/---
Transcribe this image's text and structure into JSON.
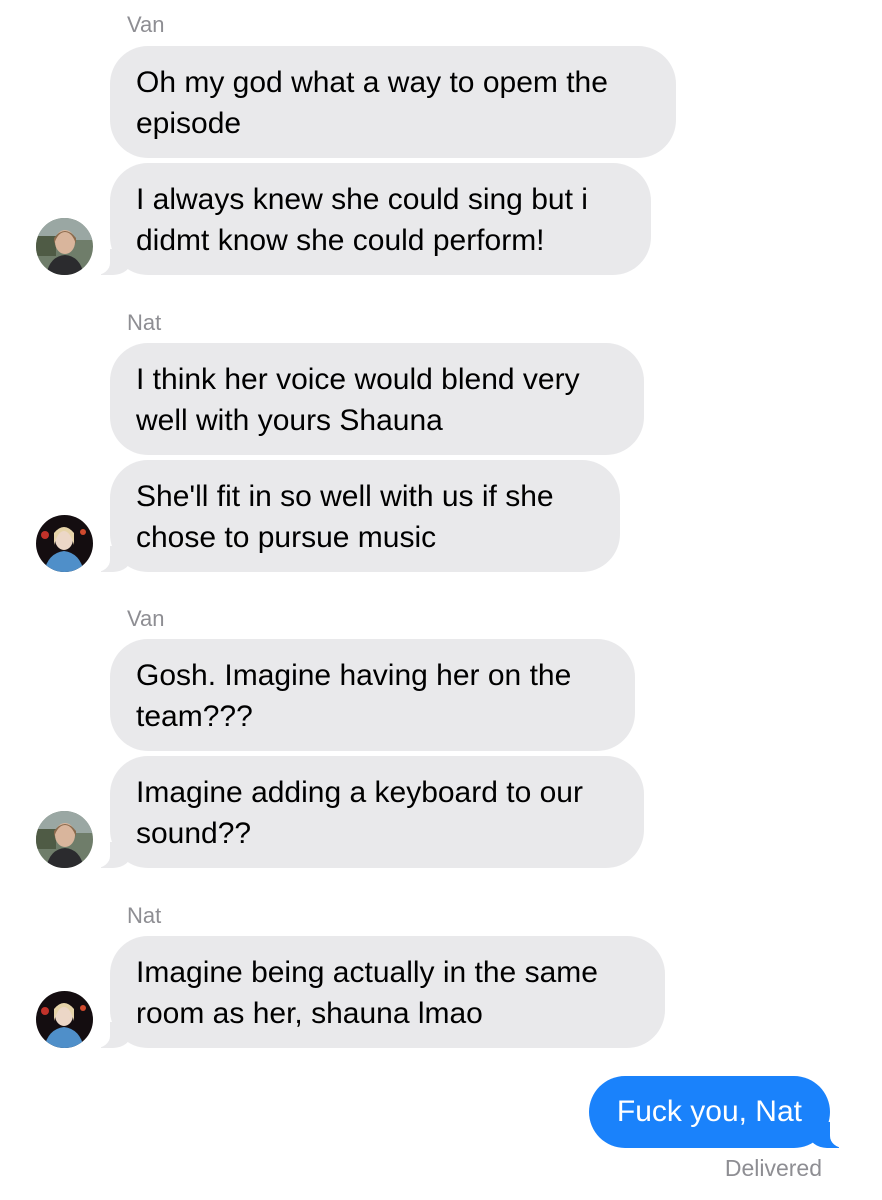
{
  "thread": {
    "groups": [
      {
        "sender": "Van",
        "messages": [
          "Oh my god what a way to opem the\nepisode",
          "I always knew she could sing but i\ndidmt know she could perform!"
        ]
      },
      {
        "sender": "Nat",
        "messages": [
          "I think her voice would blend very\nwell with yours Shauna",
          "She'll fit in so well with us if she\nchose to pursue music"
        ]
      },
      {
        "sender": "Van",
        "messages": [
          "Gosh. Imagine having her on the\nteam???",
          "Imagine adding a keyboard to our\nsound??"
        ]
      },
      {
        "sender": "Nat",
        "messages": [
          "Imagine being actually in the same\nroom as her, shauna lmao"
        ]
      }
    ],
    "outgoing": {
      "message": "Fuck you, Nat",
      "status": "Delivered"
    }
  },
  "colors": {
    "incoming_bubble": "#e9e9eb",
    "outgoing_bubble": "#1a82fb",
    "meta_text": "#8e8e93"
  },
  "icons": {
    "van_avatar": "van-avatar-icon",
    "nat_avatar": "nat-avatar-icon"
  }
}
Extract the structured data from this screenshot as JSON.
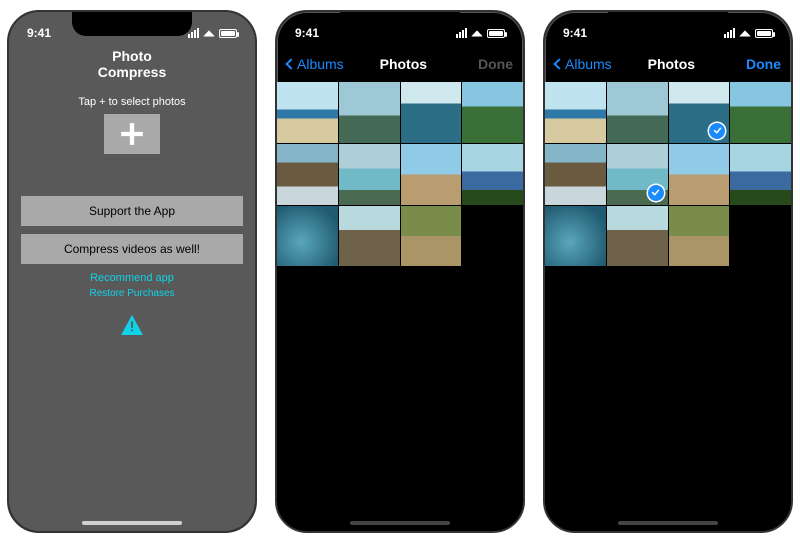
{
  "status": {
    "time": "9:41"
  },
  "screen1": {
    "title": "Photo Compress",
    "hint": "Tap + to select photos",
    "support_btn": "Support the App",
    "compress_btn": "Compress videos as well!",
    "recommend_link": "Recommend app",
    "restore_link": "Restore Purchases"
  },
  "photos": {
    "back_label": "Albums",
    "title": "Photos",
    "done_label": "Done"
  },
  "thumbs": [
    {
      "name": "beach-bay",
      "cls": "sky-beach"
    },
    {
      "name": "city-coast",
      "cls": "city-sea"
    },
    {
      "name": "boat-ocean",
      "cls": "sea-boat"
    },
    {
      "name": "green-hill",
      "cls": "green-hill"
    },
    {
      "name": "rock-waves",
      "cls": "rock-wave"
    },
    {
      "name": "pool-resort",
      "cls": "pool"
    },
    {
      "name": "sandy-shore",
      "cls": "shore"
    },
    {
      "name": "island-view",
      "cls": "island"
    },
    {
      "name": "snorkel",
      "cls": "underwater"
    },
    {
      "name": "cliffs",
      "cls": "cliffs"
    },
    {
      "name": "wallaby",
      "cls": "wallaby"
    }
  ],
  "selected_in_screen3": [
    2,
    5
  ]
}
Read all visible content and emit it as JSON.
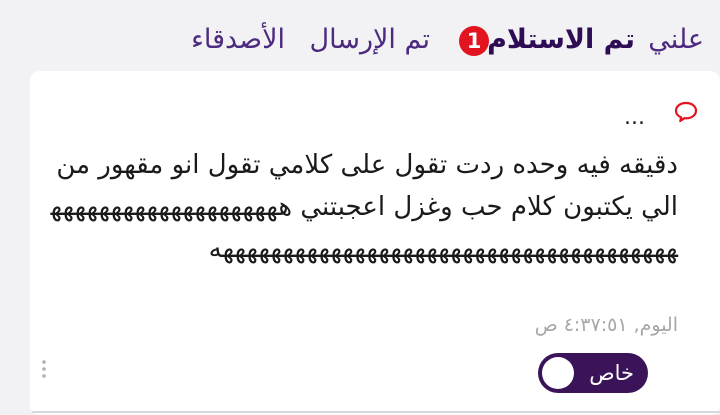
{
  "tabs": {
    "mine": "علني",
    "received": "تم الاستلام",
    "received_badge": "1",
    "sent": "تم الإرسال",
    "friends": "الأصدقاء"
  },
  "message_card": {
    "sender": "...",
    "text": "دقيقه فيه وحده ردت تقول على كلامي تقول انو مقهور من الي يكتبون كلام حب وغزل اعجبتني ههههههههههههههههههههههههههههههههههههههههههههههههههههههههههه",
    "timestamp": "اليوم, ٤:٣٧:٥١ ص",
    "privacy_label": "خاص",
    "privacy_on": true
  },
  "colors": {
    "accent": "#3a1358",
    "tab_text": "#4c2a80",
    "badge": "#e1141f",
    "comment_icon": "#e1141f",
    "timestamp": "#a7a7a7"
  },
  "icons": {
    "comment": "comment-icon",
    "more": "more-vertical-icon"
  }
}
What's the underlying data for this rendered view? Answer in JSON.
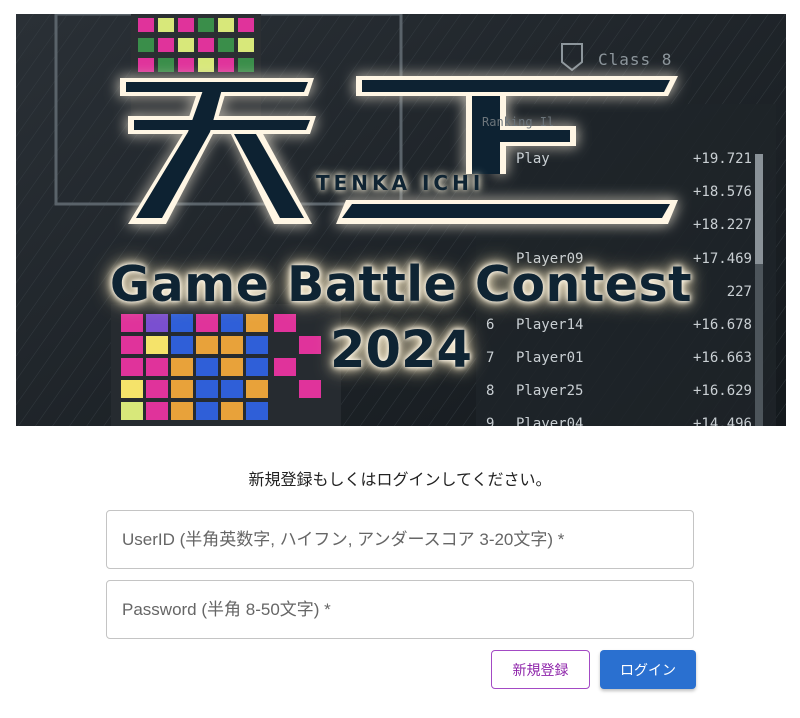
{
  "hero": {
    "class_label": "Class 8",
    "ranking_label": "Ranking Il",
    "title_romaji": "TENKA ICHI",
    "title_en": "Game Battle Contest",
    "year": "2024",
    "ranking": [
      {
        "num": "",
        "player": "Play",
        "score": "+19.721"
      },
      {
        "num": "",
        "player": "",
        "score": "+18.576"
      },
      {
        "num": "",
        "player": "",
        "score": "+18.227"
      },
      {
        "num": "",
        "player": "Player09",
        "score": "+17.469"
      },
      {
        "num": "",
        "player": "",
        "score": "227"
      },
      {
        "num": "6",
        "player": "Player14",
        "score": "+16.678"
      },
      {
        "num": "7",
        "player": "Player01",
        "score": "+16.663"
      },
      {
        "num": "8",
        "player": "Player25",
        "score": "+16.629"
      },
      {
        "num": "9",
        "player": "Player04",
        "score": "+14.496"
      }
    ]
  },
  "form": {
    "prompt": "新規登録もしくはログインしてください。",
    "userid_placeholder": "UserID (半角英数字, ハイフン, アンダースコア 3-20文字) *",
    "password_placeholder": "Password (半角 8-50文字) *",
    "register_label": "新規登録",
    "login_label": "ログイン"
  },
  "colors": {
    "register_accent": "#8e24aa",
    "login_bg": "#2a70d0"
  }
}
\---
WHAT IS NEEDED: All entries must be written out again exactly as given, with no pictures in the copy.

EXPECTED ANSWER:
Transcribe this image's text and structure into JSON.
{
  "thread": {
    "groups": [
      {
        "sender": "Van",
        "messages": [
          "Oh my god what a way to opem the\nepisode",
          "I always knew she could sing but i\ndidmt know she could perform!"
        ]
      },
      {
        "sender": "Nat",
        "messages": [
          "I think her voice would blend very\nwell with yours Shauna",
          "She'll fit in so well with us if she\nchose to pursue music"
        ]
      },
      {
        "sender": "Van",
        "messages": [
          "Gosh. Imagine having her on the\nteam???",
          "Imagine adding a keyboard to our\nsound??"
        ]
      },
      {
        "sender": "Nat",
        "messages": [
          "Imagine being actually in the same\nroom as her, shauna lmao"
        ]
      }
    ],
    "outgoing": {
      "message": "Fuck you, Nat",
      "status": "Delivered"
    }
  },
  "colors": {
    "incoming_bubble": "#e9e9eb",
    "outgoing_bubble": "#1a82fb",
    "meta_text": "#8e8e93"
  },
  "icons": {
    "van_avatar": "van-avatar-icon",
    "nat_avatar": "nat-avatar-icon"
  }
}
Extract the structured data from this screenshot as JSON.
{
  "status": {
    "time": "9:41"
  },
  "screen1": {
    "title": "Photo Compress",
    "hint": "Tap + to select photos",
    "support_btn": "Support the App",
    "compress_btn": "Compress videos as well!",
    "recommend_link": "Recommend app",
    "restore_link": "Restore Purchases"
  },
  "photos": {
    "back_label": "Albums",
    "title": "Photos",
    "done_label": "Done"
  },
  "thumbs": [
    {
      "name": "beach-bay",
      "cls": "sky-beach"
    },
    {
      "name": "city-coast",
      "cls": "city-sea"
    },
    {
      "name": "boat-ocean",
      "cls": "sea-boat"
    },
    {
      "name": "green-hill",
      "cls": "green-hill"
    },
    {
      "name": "rock-waves",
      "cls": "rock-wave"
    },
    {
      "name": "pool-resort",
      "cls": "pool"
    },
    {
      "name": "sandy-shore",
      "cls": "shore"
    },
    {
      "name": "island-view",
      "cls": "island"
    },
    {
      "name": "snorkel",
      "cls": "underwater"
    },
    {
      "name": "cliffs",
      "cls": "cliffs"
    },
    {
      "name": "wallaby",
      "cls": "wallaby"
    }
  ],
  "selected_in_screen3": [
    2,
    5
  ]
}
Read all visible content and emit it as JSON.
{
  "tabs": {
    "mine": "علني",
    "received": "تم الاستلام",
    "received_badge": "1",
    "sent": "تم الإرسال",
    "friends": "الأصدقاء"
  },
  "message_card": {
    "sender": "...",
    "text": "دقيقه فيه وحده ردت تقول على كلامي تقول انو مقهور من الي يكتبون كلام حب وغزل اعجبتني ههههههههههههههههههههههههههههههههههههههههههههههههههههههههههه",
    "timestamp": "اليوم, ٤:٣٧:٥١ ص",
    "privacy_label": "خاص",
    "privacy_on": true
  },
  "colors": {
    "accent": "#3a1358",
    "tab_text": "#4c2a80",
    "badge": "#e1141f",
    "comment_icon": "#e1141f",
    "timestamp": "#a7a7a7"
  },
  "icons": {
    "comment": "comment-icon",
    "more": "more-vertical-icon"
  }
}
What's the underlying data for this rendered view? Answer in JSON.
{
  "hero": {
    "class_label": "Class 8",
    "ranking_label": "Ranking Il",
    "title_romaji": "TENKA ICHI",
    "title_en": "Game Battle Contest",
    "year": "2024",
    "ranking": [
      {
        "num": "",
        "player": "Play",
        "score": "+19.721"
      },
      {
        "num": "",
        "player": "",
        "score": "+18.576"
      },
      {
        "num": "",
        "player": "",
        "score": "+18.227"
      },
      {
        "num": "",
        "player": "Player09",
        "score": "+17.469"
      },
      {
        "num": "",
        "player": "",
        "score": "227"
      },
      {
        "num": "6",
        "player": "Player14",
        "score": "+16.678"
      },
      {
        "num": "7",
        "player": "Player01",
        "score": "+16.663"
      },
      {
        "num": "8",
        "player": "Player25",
        "score": "+16.629"
      },
      {
        "num": "9",
        "player": "Player04",
        "score": "+14.496"
      }
    ]
  },
  "form": {
    "prompt": "新規登録もしくはログインしてください。",
    "userid_placeholder": "UserID (半角英数字, ハイフン, アンダースコア 3-20文字) *",
    "password_placeholder": "Password (半角 8-50文字) *",
    "register_label": "新規登録",
    "login_label": "ログイン"
  },
  "colors": {
    "register_accent": "#8e24aa",
    "login_bg": "#2a70d0"
  }
}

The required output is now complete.